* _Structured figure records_
__________________________________________________
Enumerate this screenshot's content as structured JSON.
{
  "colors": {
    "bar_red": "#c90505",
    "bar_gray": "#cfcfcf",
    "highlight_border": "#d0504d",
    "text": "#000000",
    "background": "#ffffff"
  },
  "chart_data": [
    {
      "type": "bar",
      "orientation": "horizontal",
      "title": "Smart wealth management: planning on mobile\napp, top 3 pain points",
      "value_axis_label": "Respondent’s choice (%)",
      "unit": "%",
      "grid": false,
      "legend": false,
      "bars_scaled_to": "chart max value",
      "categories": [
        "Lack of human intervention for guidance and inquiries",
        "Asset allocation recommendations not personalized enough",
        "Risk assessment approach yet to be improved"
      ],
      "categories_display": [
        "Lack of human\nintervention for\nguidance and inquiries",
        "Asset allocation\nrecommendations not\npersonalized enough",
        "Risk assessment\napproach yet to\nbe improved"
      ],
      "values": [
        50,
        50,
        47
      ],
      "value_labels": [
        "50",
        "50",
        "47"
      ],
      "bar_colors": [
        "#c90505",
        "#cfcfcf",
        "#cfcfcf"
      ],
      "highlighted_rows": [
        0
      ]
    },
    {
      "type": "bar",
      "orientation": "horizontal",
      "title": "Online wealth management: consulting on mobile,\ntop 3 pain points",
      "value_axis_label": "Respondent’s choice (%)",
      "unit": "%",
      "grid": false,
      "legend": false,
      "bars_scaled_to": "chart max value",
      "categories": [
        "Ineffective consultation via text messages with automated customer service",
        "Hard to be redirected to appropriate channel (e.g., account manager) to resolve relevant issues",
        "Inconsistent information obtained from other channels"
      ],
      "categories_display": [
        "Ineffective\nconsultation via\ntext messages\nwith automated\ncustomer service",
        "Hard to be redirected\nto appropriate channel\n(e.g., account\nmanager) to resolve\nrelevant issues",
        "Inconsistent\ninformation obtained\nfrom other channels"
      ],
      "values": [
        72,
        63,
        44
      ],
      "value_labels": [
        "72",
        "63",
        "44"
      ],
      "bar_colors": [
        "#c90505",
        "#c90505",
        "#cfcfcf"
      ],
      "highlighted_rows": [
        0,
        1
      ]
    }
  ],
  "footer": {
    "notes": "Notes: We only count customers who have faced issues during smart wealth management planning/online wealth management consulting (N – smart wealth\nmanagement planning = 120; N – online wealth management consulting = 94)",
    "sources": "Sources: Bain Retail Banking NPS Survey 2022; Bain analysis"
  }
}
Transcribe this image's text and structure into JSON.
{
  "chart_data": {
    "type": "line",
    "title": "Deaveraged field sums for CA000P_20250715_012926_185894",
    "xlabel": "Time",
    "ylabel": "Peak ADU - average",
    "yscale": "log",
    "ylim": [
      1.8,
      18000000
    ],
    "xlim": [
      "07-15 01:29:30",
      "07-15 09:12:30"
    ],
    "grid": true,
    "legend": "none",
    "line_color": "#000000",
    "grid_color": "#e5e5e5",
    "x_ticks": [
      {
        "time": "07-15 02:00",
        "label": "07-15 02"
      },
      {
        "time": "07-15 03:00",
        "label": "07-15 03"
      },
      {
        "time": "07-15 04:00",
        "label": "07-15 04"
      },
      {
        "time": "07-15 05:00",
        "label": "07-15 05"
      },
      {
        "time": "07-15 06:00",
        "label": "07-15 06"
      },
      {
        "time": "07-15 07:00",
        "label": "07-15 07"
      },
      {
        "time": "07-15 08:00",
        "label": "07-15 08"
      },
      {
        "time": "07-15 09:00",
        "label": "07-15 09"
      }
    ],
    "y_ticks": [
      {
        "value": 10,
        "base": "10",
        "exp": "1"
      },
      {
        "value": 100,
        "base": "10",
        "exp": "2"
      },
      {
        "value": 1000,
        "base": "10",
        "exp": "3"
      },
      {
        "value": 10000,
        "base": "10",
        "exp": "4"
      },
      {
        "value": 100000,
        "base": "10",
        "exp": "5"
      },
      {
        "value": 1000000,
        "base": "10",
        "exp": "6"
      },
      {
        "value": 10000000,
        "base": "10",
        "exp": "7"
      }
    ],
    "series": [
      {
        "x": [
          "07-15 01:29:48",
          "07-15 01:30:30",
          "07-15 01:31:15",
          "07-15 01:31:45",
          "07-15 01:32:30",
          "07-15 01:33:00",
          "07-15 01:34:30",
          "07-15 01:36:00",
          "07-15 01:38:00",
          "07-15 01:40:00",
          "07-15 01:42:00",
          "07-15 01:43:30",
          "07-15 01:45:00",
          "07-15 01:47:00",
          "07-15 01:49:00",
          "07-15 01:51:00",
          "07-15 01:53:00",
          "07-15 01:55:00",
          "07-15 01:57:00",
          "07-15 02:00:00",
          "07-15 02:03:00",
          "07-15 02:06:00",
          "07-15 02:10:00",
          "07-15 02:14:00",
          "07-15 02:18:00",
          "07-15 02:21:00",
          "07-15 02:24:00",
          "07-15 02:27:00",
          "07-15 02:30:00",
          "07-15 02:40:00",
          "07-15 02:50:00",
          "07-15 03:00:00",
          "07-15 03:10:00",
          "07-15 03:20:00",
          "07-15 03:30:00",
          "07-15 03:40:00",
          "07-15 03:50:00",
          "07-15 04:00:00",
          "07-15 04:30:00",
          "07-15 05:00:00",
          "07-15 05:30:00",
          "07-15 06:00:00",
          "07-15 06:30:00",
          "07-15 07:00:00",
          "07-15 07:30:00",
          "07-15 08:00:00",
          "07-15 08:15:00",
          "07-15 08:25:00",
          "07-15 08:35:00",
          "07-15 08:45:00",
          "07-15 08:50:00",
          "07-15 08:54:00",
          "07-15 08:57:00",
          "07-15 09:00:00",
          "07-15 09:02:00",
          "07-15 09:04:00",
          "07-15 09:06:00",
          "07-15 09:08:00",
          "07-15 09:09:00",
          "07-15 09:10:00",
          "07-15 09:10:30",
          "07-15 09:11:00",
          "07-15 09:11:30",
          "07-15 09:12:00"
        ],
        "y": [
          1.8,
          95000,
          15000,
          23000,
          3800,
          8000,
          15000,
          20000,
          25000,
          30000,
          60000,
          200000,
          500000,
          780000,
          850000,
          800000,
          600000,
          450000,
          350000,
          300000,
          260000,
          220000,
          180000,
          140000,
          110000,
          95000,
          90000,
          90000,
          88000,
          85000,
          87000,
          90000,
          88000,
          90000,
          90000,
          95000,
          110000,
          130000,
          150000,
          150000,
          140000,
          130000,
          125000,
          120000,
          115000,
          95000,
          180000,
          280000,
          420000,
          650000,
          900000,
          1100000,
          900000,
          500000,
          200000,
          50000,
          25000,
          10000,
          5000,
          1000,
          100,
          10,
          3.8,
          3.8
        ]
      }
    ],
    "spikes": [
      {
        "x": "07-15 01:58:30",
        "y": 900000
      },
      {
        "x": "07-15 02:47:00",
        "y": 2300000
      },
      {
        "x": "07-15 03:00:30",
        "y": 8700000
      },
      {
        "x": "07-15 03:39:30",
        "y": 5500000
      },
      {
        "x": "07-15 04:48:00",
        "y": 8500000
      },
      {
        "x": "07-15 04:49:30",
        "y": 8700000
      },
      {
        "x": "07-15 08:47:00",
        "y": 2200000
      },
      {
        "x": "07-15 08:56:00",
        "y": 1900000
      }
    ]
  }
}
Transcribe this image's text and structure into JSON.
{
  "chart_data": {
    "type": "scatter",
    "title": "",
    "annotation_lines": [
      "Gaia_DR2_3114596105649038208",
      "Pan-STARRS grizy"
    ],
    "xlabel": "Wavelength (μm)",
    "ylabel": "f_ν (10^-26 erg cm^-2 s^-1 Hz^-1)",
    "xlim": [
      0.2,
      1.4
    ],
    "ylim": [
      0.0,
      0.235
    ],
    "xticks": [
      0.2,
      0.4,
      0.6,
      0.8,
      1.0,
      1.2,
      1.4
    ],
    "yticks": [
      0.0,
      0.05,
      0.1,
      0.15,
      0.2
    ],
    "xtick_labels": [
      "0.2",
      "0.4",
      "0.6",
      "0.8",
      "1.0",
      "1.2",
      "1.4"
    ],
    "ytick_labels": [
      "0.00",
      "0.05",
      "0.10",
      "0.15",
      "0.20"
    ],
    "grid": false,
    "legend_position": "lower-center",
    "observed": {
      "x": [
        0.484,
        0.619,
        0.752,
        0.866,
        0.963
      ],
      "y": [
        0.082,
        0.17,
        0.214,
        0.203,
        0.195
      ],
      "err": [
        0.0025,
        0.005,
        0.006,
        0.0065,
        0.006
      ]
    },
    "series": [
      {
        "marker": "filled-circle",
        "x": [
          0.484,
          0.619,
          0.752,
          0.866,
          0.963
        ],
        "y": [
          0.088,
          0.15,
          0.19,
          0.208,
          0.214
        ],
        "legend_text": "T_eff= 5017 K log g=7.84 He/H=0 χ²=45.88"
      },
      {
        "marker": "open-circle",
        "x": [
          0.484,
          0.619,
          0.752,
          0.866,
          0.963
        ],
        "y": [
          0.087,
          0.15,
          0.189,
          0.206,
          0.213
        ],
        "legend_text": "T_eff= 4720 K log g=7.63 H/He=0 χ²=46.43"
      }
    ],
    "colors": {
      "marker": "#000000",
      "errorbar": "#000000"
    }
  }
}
__________________________________________________
* _Directions for this task_
Your answer should be a single number: how many lines in the data above include "messages"?

* _Task solution_
2